▸ **WHAT IS ASKED**:
Skip the pictures. Transcribe the rest of the data below without changing a word.

start DATA PROVIDED

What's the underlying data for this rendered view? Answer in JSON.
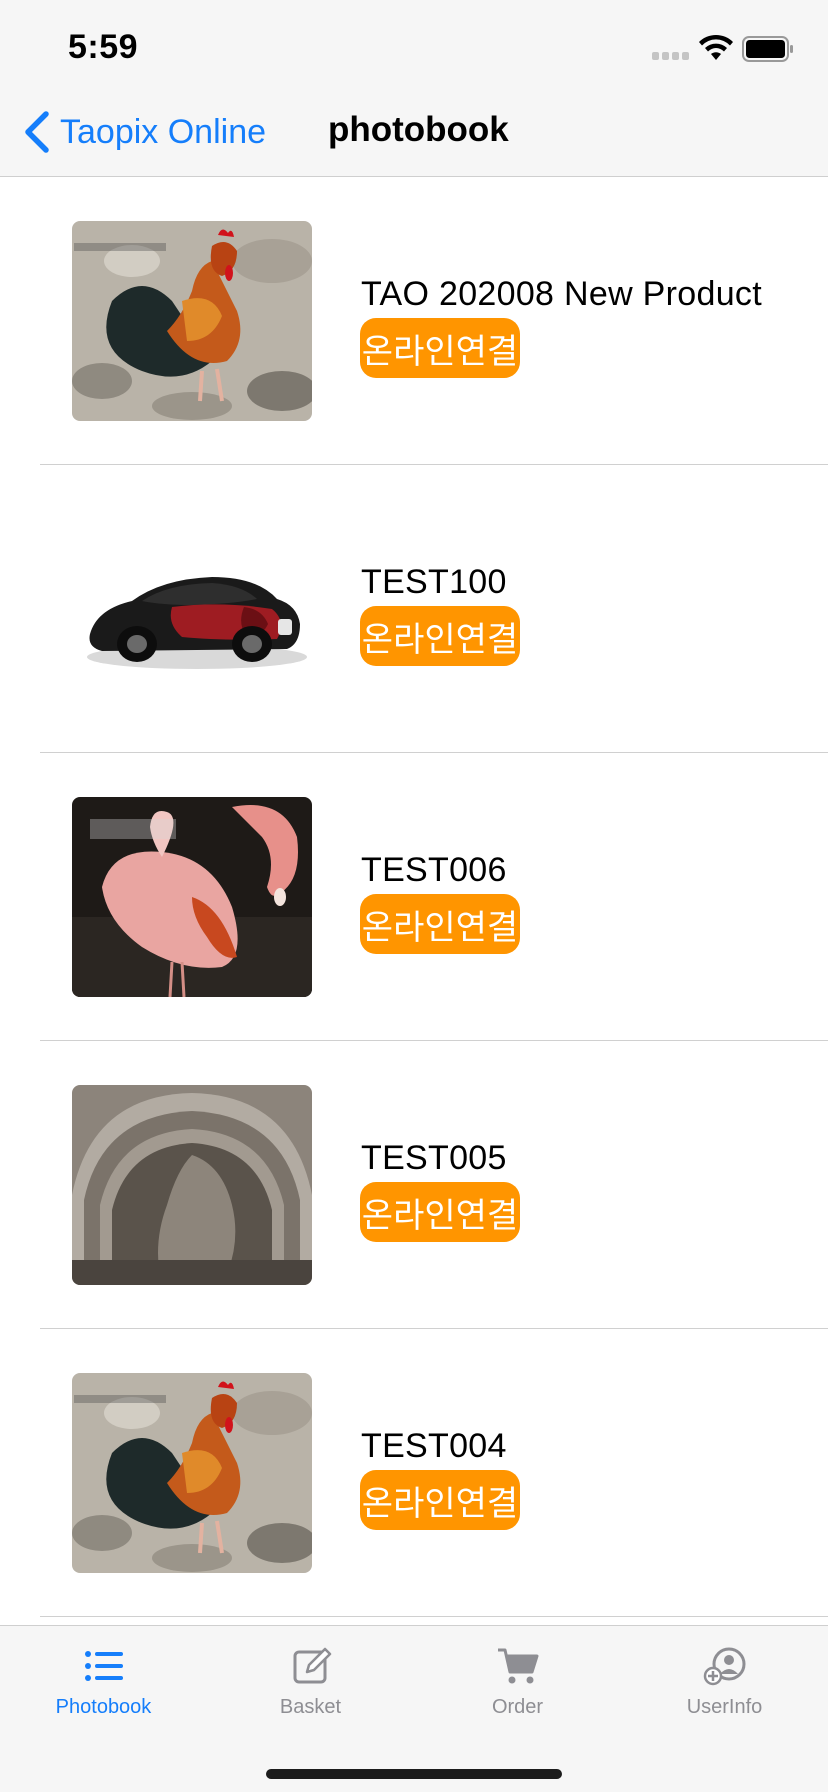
{
  "status_bar": {
    "time": "5:59"
  },
  "nav": {
    "back_label": "Taopix Online",
    "title": "photobook"
  },
  "products": [
    {
      "title": "TAO 202008 New Product",
      "badge": "온라인연결",
      "thumbnail": "rooster-image"
    },
    {
      "title": "TEST100",
      "badge": "온라인연결",
      "thumbnail": "sports-car-image"
    },
    {
      "title": "TEST006",
      "badge": "온라인연결",
      "thumbnail": "flamingo-image"
    },
    {
      "title": "TEST005",
      "badge": "온라인연결",
      "thumbnail": "stone-arch-image"
    },
    {
      "title": "TEST004",
      "badge": "온라인연결",
      "thumbnail": "rooster-image"
    }
  ],
  "tabs": [
    {
      "label": "Photobook",
      "icon": "list-icon",
      "active": true
    },
    {
      "label": "Basket",
      "icon": "edit-icon",
      "active": false
    },
    {
      "label": "Order",
      "icon": "cart-icon",
      "active": false
    },
    {
      "label": "UserInfo",
      "icon": "add-user-icon",
      "active": false
    }
  ],
  "colors": {
    "accent": "#157efb",
    "badge": "#ff9500",
    "inactive": "#8e8e93"
  }
}
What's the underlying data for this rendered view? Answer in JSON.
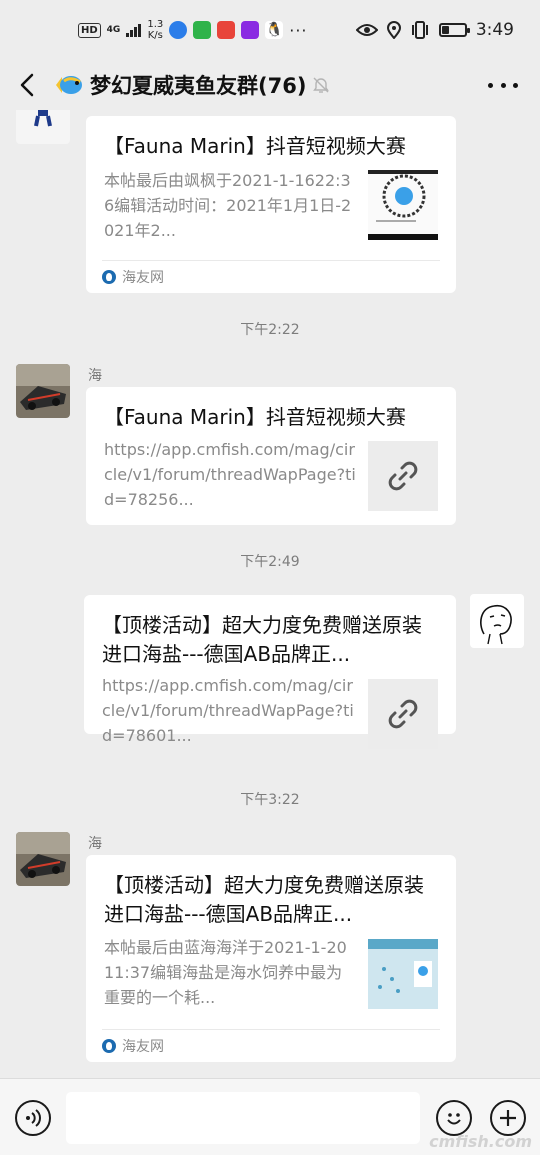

end DATA PROVIDED

▸ **SOLUTION FOR THIS EXERCISE**:
What's the underlying data for this rendered view? Answer in JSON.
{
  "status_bar": {
    "time": "5:59"
  },
  "nav": {
    "back_label": "Taopix Online",
    "title": "photobook"
  },
  "products": [
    {
      "title": "TAO 202008 New Product",
      "badge": "온라인연결",
      "thumbnail": "rooster-image"
    },
    {
      "title": "TEST100",
      "badge": "온라인연결",
      "thumbnail": "sports-car-image"
    },
    {
      "title": "TEST006",
      "badge": "온라인연결",
      "thumbnail": "flamingo-image"
    },
    {
      "title": "TEST005",
      "badge": "온라인연결",
      "thumbnail": "stone-arch-image"
    },
    {
      "title": "TEST004",
      "badge": "온라인연결",
      "thumbnail": "rooster-image"
    }
  ],
  "tabs": [
    {
      "label": "Photobook",
      "icon": "list-icon",
      "active": true
    },
    {
      "label": "Basket",
      "icon": "edit-icon",
      "active": false
    },
    {
      "label": "Order",
      "icon": "cart-icon",
      "active": false
    },
    {
      "label": "UserInfo",
      "icon": "add-user-icon",
      "active": false
    }
  ],
  "colors": {
    "accent": "#157efb",
    "badge": "#ff9500",
    "inactive": "#8e8e93"
  }
}
What's the underlying data for this rendered view? Answer in JSON.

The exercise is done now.